▸ **EXERCISE**: Repeat verbatim the lines of the data below, beginning with the line containing "Decode this image" and continuing to the end.

— begin —

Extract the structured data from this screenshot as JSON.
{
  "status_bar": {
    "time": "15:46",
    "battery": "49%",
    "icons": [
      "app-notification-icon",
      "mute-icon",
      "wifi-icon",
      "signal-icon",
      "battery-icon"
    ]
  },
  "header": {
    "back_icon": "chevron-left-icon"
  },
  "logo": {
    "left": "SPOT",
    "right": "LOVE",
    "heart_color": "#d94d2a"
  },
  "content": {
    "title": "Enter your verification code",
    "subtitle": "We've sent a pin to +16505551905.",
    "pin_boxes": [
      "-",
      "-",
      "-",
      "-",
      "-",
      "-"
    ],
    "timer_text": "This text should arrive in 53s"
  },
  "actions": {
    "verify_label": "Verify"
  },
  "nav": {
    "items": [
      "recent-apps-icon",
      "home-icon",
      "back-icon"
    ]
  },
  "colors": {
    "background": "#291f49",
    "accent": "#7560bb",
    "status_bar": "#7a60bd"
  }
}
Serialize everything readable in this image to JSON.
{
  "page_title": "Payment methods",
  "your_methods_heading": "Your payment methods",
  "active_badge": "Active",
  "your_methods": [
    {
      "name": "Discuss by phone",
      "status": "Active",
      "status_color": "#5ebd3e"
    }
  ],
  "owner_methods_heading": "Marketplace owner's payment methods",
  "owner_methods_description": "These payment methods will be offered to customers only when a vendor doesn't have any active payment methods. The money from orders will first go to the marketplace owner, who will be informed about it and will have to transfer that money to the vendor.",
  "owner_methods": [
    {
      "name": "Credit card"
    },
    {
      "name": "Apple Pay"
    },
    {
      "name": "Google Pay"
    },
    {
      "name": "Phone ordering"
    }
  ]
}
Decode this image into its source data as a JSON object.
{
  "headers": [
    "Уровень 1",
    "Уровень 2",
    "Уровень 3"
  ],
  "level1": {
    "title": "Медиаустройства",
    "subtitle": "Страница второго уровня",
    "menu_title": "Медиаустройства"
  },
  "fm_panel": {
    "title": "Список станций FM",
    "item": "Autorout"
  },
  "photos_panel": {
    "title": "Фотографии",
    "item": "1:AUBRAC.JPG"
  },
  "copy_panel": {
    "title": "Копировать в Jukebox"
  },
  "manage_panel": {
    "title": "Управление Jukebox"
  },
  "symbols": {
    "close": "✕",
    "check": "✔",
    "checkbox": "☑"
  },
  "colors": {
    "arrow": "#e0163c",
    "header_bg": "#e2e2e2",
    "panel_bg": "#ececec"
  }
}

— end —

▸ **SOLUTION TO THIS TASK**:
Decode this image into its source data as a JSON object.
{
  "headers": [
    "Уровень 1",
    "Уровень 2",
    "Уровень 3"
  ],
  "level1": {
    "title": "Медиаустройства",
    "subtitle": "Страница второго уровня",
    "menu_title": "Медиаустройства"
  },
  "fm_panel": {
    "title": "Список станций FM",
    "item": "Autorout"
  },
  "photos_panel": {
    "title": "Фотографии",
    "item": "1:AUBRAC.JPG"
  },
  "copy_panel": {
    "title": "Копировать в Jukebox"
  },
  "manage_panel": {
    "title": "Управление Jukebox"
  },
  "symbols": {
    "close": "✕",
    "check": "✔",
    "checkbox": "☑"
  },
  "colors": {
    "arrow": "#e0163c",
    "header_bg": "#e2e2e2",
    "panel_bg": "#ececec"
  }
}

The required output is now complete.